> [TASK DETAILS]: Quote the records that follow in full and exactly; leave out the pictures.

> [DATASET RECORDS]:
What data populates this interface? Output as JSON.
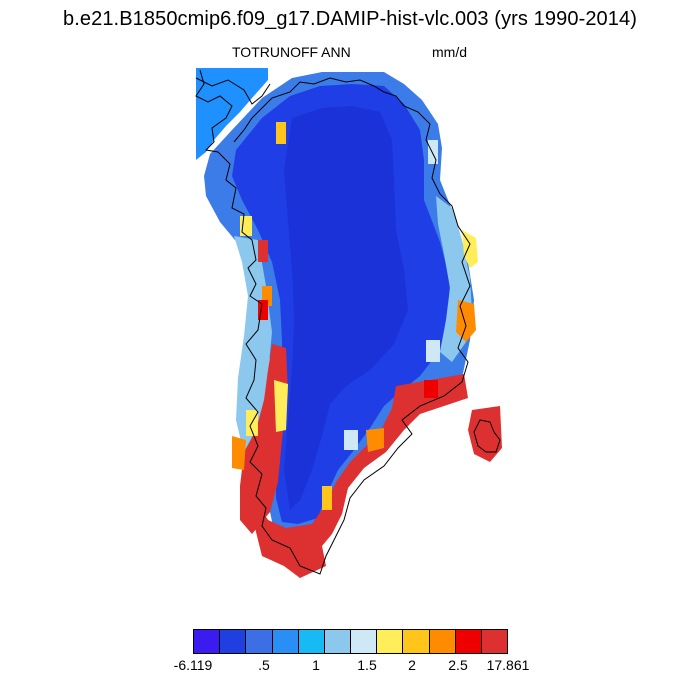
{
  "title": "b.e21.B1850cmip6.f09_g17.DAMIP-hist-vlc.003 (yrs 1990-2014)",
  "variable": "TOTRUNOFF ANN",
  "units": "mm/d",
  "colorbar": {
    "colors": [
      "#3a1cf0",
      "#1f3fe0",
      "#3c6ee6",
      "#2a8ff5",
      "#18baf3",
      "#8cc8ee",
      "#cfe8f5",
      "#ffee5a",
      "#ffc51a",
      "#ff8c00",
      "#ee0000",
      "#dd3030"
    ],
    "labels": [
      "-6.119",
      ".5",
      "1",
      "1.5",
      "2",
      "2.5",
      "17.861"
    ]
  }
}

> [SOLUTION TO THE EXERCISE]:
What data populates this interface? Output as JSON.
{
  "title": "b.e21.B1850cmip6.f09_g17.DAMIP-hist-vlc.003 (yrs 1990-2014)",
  "variable": "TOTRUNOFF ANN",
  "units": "mm/d",
  "colorbar": {
    "colors": [
      "#3a1cf0",
      "#1f3fe0",
      "#3c6ee6",
      "#2a8ff5",
      "#18baf3",
      "#8cc8ee",
      "#cfe8f5",
      "#ffee5a",
      "#ffc51a",
      "#ff8c00",
      "#ee0000",
      "#dd3030"
    ],
    "labels": [
      "-6.119",
      ".5",
      "1",
      "1.5",
      "2",
      "2.5",
      "17.861"
    ]
  }
}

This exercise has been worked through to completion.